[Rows from a dataset]
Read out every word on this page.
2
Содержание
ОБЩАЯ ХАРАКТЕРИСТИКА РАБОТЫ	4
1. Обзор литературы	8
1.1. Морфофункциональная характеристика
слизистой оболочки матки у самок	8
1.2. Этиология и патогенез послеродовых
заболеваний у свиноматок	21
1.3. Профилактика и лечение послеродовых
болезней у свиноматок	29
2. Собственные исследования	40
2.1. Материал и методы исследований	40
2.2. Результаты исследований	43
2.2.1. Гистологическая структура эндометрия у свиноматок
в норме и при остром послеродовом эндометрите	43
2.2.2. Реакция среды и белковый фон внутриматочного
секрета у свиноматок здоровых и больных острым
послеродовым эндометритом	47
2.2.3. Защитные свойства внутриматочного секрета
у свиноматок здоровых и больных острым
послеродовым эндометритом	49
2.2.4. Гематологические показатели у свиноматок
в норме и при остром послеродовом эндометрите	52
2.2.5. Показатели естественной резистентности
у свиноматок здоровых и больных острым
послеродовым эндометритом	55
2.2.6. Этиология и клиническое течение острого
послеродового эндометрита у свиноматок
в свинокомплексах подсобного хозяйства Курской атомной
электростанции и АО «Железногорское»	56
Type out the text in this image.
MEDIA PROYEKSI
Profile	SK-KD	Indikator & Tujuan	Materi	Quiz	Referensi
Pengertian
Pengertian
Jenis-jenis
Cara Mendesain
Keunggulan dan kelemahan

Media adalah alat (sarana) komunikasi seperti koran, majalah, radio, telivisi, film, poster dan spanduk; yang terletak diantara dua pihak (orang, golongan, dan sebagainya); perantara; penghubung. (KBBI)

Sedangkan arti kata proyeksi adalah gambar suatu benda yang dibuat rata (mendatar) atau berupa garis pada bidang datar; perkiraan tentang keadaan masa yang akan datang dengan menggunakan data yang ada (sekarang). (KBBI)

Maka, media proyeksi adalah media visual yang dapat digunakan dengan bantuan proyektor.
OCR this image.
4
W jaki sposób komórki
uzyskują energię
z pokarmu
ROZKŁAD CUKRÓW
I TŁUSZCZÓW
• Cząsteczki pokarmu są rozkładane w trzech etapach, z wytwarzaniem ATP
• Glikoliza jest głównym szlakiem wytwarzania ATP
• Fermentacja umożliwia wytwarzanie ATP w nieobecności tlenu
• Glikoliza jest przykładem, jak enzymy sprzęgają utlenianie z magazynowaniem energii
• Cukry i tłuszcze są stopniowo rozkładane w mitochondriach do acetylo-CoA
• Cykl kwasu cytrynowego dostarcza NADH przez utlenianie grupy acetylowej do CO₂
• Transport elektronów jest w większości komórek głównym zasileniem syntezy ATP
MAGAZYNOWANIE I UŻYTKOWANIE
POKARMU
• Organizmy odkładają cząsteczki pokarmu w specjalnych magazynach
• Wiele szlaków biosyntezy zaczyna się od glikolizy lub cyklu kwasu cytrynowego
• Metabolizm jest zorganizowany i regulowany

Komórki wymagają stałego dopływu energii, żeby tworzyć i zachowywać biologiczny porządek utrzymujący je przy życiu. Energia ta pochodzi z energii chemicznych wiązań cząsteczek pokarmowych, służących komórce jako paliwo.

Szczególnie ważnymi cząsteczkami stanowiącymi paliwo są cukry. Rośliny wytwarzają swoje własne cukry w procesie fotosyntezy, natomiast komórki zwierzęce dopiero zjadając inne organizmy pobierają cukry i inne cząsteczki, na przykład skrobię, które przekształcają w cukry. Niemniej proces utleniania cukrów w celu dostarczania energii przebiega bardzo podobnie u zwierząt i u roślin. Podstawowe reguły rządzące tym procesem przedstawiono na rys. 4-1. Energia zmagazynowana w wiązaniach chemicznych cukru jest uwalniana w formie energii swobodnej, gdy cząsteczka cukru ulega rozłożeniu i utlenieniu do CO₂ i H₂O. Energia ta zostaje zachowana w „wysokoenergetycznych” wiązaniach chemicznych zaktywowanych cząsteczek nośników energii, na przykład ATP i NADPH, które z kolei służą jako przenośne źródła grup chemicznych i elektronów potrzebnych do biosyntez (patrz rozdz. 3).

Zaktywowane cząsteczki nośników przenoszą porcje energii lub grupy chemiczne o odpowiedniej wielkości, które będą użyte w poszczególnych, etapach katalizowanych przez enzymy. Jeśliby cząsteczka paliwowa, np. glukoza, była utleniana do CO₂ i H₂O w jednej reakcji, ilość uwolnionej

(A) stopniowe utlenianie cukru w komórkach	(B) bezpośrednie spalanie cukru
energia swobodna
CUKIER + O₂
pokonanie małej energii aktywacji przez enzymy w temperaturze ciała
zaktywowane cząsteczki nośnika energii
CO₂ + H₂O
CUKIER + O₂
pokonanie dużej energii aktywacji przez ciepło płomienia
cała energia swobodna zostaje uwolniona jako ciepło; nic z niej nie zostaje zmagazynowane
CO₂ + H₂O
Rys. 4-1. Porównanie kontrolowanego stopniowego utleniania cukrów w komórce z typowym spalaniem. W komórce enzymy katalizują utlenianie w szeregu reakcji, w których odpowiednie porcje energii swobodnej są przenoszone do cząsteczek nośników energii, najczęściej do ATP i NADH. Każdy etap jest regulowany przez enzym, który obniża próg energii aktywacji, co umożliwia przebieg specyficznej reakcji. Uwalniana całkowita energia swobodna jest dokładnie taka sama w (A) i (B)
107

--- Written instruction ---
Print the records above exactly as they appear.

--- Full response ---
Read out every word on this page.
2
Содержание
ОБЩАЯ ХАРАКТЕРИСТИКА РАБОТЫ	4
1. Обзор литературы	8
1.1. Морфофункциональная характеристика
слизистой оболочки матки у самок	8
1.2. Этиология и патогенез послеродовых
заболеваний у свиноматок	21
1.3. Профилактика и лечение послеродовых
болезней у свиноматок	29
2. Собственные исследования	40
2.1. Материал и методы исследований	40
2.2. Результаты исследований	43
2.2.1. Гистологическая структура эндометрия у свиноматок
в норме и при остром послеродовом эндометрите	43
2.2.2. Реакция среды и белковый фон внутриматочного
секрета у свиноматок здоровых и больных острым
послеродовым эндометритом	47
2.2.3. Защитные свойства внутриматочного секрета
у свиноматок здоровых и больных острым
послеродовым эндометритом	49
2.2.4. Гематологические показатели у свиноматок
в норме и при остром послеродовом эндометрите	52
2.2.5. Показатели естественной резистентности
у свиноматок здоровых и больных острым
послеродовым эндометритом	55
2.2.6. Этиология и клиническое течение острого
послеродового эндометрита у свиноматок
в свинокомплексах подсобного хозяйства Курской атомной
электростанции и АО «Железногорское»	56
Type out the text in this image.
MEDIA PROYEKSI
Profile	SK-KD	Indikator & Tujuan	Materi	Quiz	Referensi
Pengertian
Pengertian
Jenis-jenis
Cara Mendesain
Keunggulan dan kelemahan

Media adalah alat (sarana) komunikasi seperti koran, majalah, radio, telivisi, film, poster dan spanduk; yang terletak diantara dua pihak (orang, golongan, dan sebagainya); perantara; penghubung. (KBBI)

Sedangkan arti kata proyeksi adalah gambar suatu benda yang dibuat rata (mendatar) atau berupa garis pada bidang datar; perkiraan tentang keadaan masa yang akan datang dengan menggunakan data yang ada (sekarang). (KBBI)

Maka, media proyeksi adalah media visual yang dapat digunakan dengan bantuan proyektor.
OCR this image.
4
W jaki sposób komórki
uzyskują energię
z pokarmu
ROZKŁAD CUKRÓW
I TŁUSZCZÓW
• Cząsteczki pokarmu są rozkładane w trzech etapach, z wytwarzaniem ATP
• Glikoliza jest głównym szlakiem wytwarzania ATP
• Fermentacja umożliwia wytwarzanie ATP w nieobecności tlenu
• Glikoliza jest przykładem, jak enzymy sprzęgają utlenianie z magazynowaniem energii
• Cukry i tłuszcze są stopniowo rozkładane w mitochondriach do acetylo-CoA
• Cykl kwasu cytrynowego dostarcza NADH przez utlenianie grupy acetylowej do CO₂
• Transport elektronów jest w większości komórek głównym zasileniem syntezy ATP
MAGAZYNOWANIE I UŻYTKOWANIE
POKARMU
• Organizmy odkładają cząsteczki pokarmu w specjalnych magazynach
• Wiele szlaków biosyntezy zaczyna się od glikolizy lub cyklu kwasu cytrynowego
• Metabolizm jest zorganizowany i regulowany

Komórki wymagają stałego dopływu energii, żeby tworzyć i zachowywać biologiczny porządek utrzymujący je przy życiu. Energia ta pochodzi z energii chemicznych wiązań cząsteczek pokarmowych, służących komórce jako paliwo.

Szczególnie ważnymi cząsteczkami stanowiącymi paliwo są cukry. Rośliny wytwarzają swoje własne cukry w procesie fotosyntezy, natomiast komórki zwierzęce dopiero zjadając inne organizmy pobierają cukry i inne cząsteczki, na przykład skrobię, które przekształcają w cukry. Niemniej proces utleniania cukrów w celu dostarczania energii przebiega bardzo podobnie u zwierząt i u roślin. Podstawowe reguły rządzące tym procesem przedstawiono na rys. 4-1. Energia zmagazynowana w wiązaniach chemicznych cukru jest uwalniana w formie energii swobodnej, gdy cząsteczka cukru ulega rozłożeniu i utlenieniu do CO₂ i H₂O. Energia ta zostaje zachowana w „wysokoenergetycznych” wiązaniach chemicznych zaktywowanych cząsteczek nośników energii, na przykład ATP i NADPH, które z kolei służą jako przenośne źródła grup chemicznych i elektronów potrzebnych do biosyntez (patrz rozdz. 3).

Zaktywowane cząsteczki nośników przenoszą porcje energii lub grupy chemiczne o odpowiedniej wielkości, które będą użyte w poszczególnych, etapach katalizowanych przez enzymy. Jeśliby cząsteczka paliwowa, np. glukoza, była utleniana do CO₂ i H₂O w jednej reakcji, ilość uwolnionej

(A) stopniowe utlenianie cukru w komórkach	(B) bezpośrednie spalanie cukru
energia swobodna
CUKIER + O₂
pokonanie małej energii aktywacji przez enzymy w temperaturze ciała
zaktywowane cząsteczki nośnika energii
CO₂ + H₂O
CUKIER + O₂
pokonanie dużej energii aktywacji przez ciepło płomienia
cała energia swobodna zostaje uwolniona jako ciepło; nic z niej nie zostaje zmagazynowane
CO₂ + H₂O
Rys. 4-1. Porównanie kontrolowanego stopniowego utleniania cukrów w komórce z typowym spalaniem. W komórce enzymy katalizują utlenianie w szeregu reakcji, w których odpowiednie porcje energii swobodnej są przenoszone do cząsteczek nośników energii, najczęściej do ATP i NADH. Każdy etap jest regulowany przez enzym, który obniża próg energii aktywacji, co umożliwia przebieg specyficznej reakcji. Uwalniana całkowita energia swobodna jest dokładnie taka sama w (A) i (B)
107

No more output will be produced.